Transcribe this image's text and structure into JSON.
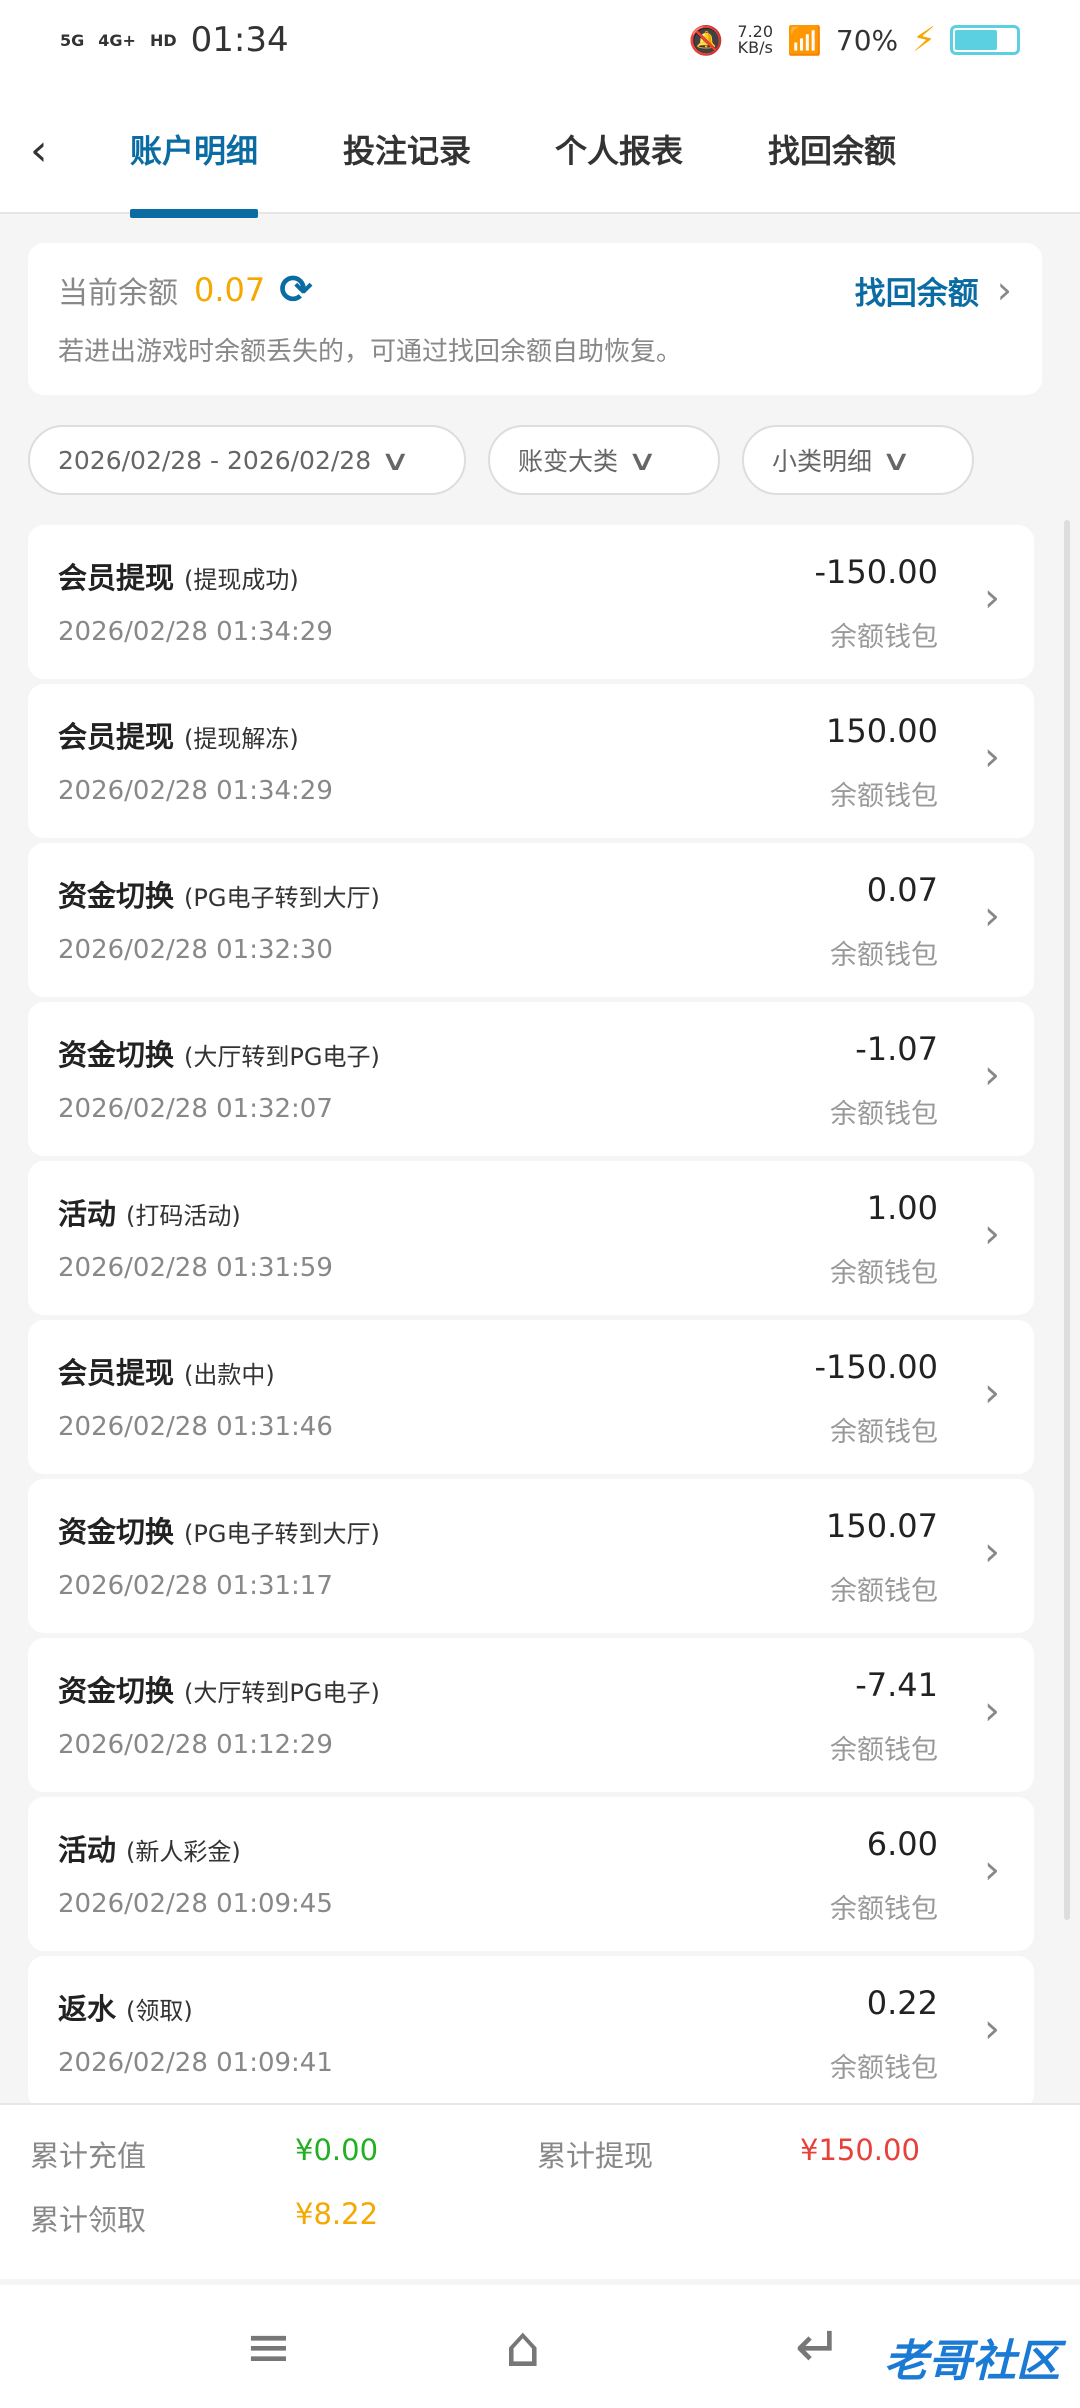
{
  "status_bar": {
    "signal1": "5G",
    "signal2": "4G+",
    "hd": "HD",
    "time": "01:34",
    "speed": "7.20",
    "speed_unit": "KB/s",
    "battery": "70%",
    "battery_level": 70
  },
  "tabs": [
    {
      "label": "账户明细",
      "active": true
    },
    {
      "label": "投注记录"
    },
    {
      "label": "个人报表"
    },
    {
      "label": "找回余额"
    }
  ],
  "balance": {
    "label": "当前余额",
    "amount": "0.07",
    "recover_label": "找回余额",
    "hint": "若进出游戏时余额丢失的，可通过找回余额自助恢复。"
  },
  "filters": [
    "2026/02/28 - 2026/02/28",
    "账变大类",
    "小类明细"
  ],
  "records": [
    {
      "type": "会员提现",
      "sub": "(提现成功)",
      "time": "2026/02/28 01:34:29",
      "amount": "-150.00",
      "wallet": "余额钱包"
    },
    {
      "type": "会员提现",
      "sub": "(提现解冻)",
      "time": "2026/02/28 01:34:29",
      "amount": "150.00",
      "wallet": "余额钱包"
    },
    {
      "type": "资金切换",
      "sub": "(PG电子转到大厅)",
      "time": "2026/02/28 01:32:30",
      "amount": "0.07",
      "wallet": "余额钱包"
    },
    {
      "type": "资金切换",
      "sub": "(大厅转到PG电子)",
      "time": "2026/02/28 01:32:07",
      "amount": "-1.07",
      "wallet": "余额钱包"
    },
    {
      "type": "活动",
      "sub": "(打码活动)",
      "time": "2026/02/28 01:31:59",
      "amount": "1.00",
      "wallet": "余额钱包"
    },
    {
      "type": "会员提现",
      "sub": "(出款中)",
      "time": "2026/02/28 01:31:46",
      "amount": "-150.00",
      "wallet": "余额钱包"
    },
    {
      "type": "资金切换",
      "sub": "(PG电子转到大厅)",
      "time": "2026/02/28 01:31:17",
      "amount": "150.07",
      "wallet": "余额钱包"
    },
    {
      "type": "资金切换",
      "sub": "(大厅转到PG电子)",
      "time": "2026/02/28 01:12:29",
      "amount": "-7.41",
      "wallet": "余额钱包"
    },
    {
      "type": "活动",
      "sub": "(新人彩金)",
      "time": "2026/02/28 01:09:45",
      "amount": "6.00",
      "wallet": "余额钱包"
    },
    {
      "type": "返水",
      "sub": "(领取)",
      "time": "2026/02/28 01:09:41",
      "amount": "0.22",
      "wallet": "余额钱包"
    }
  ],
  "summary": {
    "deposit_label": "累计充值",
    "deposit": "¥0.00",
    "withdraw_label": "累计提现",
    "withdraw": "¥150.00",
    "claim_label": "累计领取",
    "claim": "¥8.22"
  },
  "colors": {
    "accent": "#0b6ba3",
    "balance": "#f5a800",
    "deposit": "#22b022",
    "withdraw": "#e8403a",
    "claim": "#f5a800"
  },
  "watermark": "老哥社区 LAOGESHEQU"
}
****************
[Objective] All of the material above needs to be restated exactly, with no pictures.

[The solution]
Transcribe this image's text and structure into JSON.
{
  "status_bar": {
    "signal1": "5G",
    "signal2": "4G+",
    "hd": "HD",
    "time": "01:34",
    "speed": "7.20",
    "speed_unit": "KB/s",
    "battery": "70%",
    "battery_level": 70
  },
  "tabs": [
    {
      "label": "账户明细",
      "active": true
    },
    {
      "label": "投注记录"
    },
    {
      "label": "个人报表"
    },
    {
      "label": "找回余额"
    }
  ],
  "balance": {
    "label": "当前余额",
    "amount": "0.07",
    "recover_label": "找回余额",
    "hint": "若进出游戏时余额丢失的，可通过找回余额自助恢复。"
  },
  "filters": [
    "2026/02/28 - 2026/02/28",
    "账变大类",
    "小类明细"
  ],
  "records": [
    {
      "type": "会员提现",
      "sub": "(提现成功)",
      "time": "2026/02/28 01:34:29",
      "amount": "-150.00",
      "wallet": "余额钱包"
    },
    {
      "type": "会员提现",
      "sub": "(提现解冻)",
      "time": "2026/02/28 01:34:29",
      "amount": "150.00",
      "wallet": "余额钱包"
    },
    {
      "type": "资金切换",
      "sub": "(PG电子转到大厅)",
      "time": "2026/02/28 01:32:30",
      "amount": "0.07",
      "wallet": "余额钱包"
    },
    {
      "type": "资金切换",
      "sub": "(大厅转到PG电子)",
      "time": "2026/02/28 01:32:07",
      "amount": "-1.07",
      "wallet": "余额钱包"
    },
    {
      "type": "活动",
      "sub": "(打码活动)",
      "time": "2026/02/28 01:31:59",
      "amount": "1.00",
      "wallet": "余额钱包"
    },
    {
      "type": "会员提现",
      "sub": "(出款中)",
      "time": "2026/02/28 01:31:46",
      "amount": "-150.00",
      "wallet": "余额钱包"
    },
    {
      "type": "资金切换",
      "sub": "(PG电子转到大厅)",
      "time": "2026/02/28 01:31:17",
      "amount": "150.07",
      "wallet": "余额钱包"
    },
    {
      "type": "资金切换",
      "sub": "(大厅转到PG电子)",
      "time": "2026/02/28 01:12:29",
      "amount": "-7.41",
      "wallet": "余额钱包"
    },
    {
      "type": "活动",
      "sub": "(新人彩金)",
      "time": "2026/02/28 01:09:45",
      "amount": "6.00",
      "wallet": "余额钱包"
    },
    {
      "type": "返水",
      "sub": "(领取)",
      "time": "2026/02/28 01:09:41",
      "amount": "0.22",
      "wallet": "余额钱包"
    }
  ],
  "summary": {
    "deposit_label": "累计充值",
    "deposit": "¥0.00",
    "withdraw_label": "累计提现",
    "withdraw": "¥150.00",
    "claim_label": "累计领取",
    "claim": "¥8.22"
  },
  "colors": {
    "accent": "#0b6ba3",
    "balance": "#f5a800",
    "deposit": "#22b022",
    "withdraw": "#e8403a",
    "claim": "#f5a800"
  },
  "watermark": "老哥社区 LAOGESHEQU"
}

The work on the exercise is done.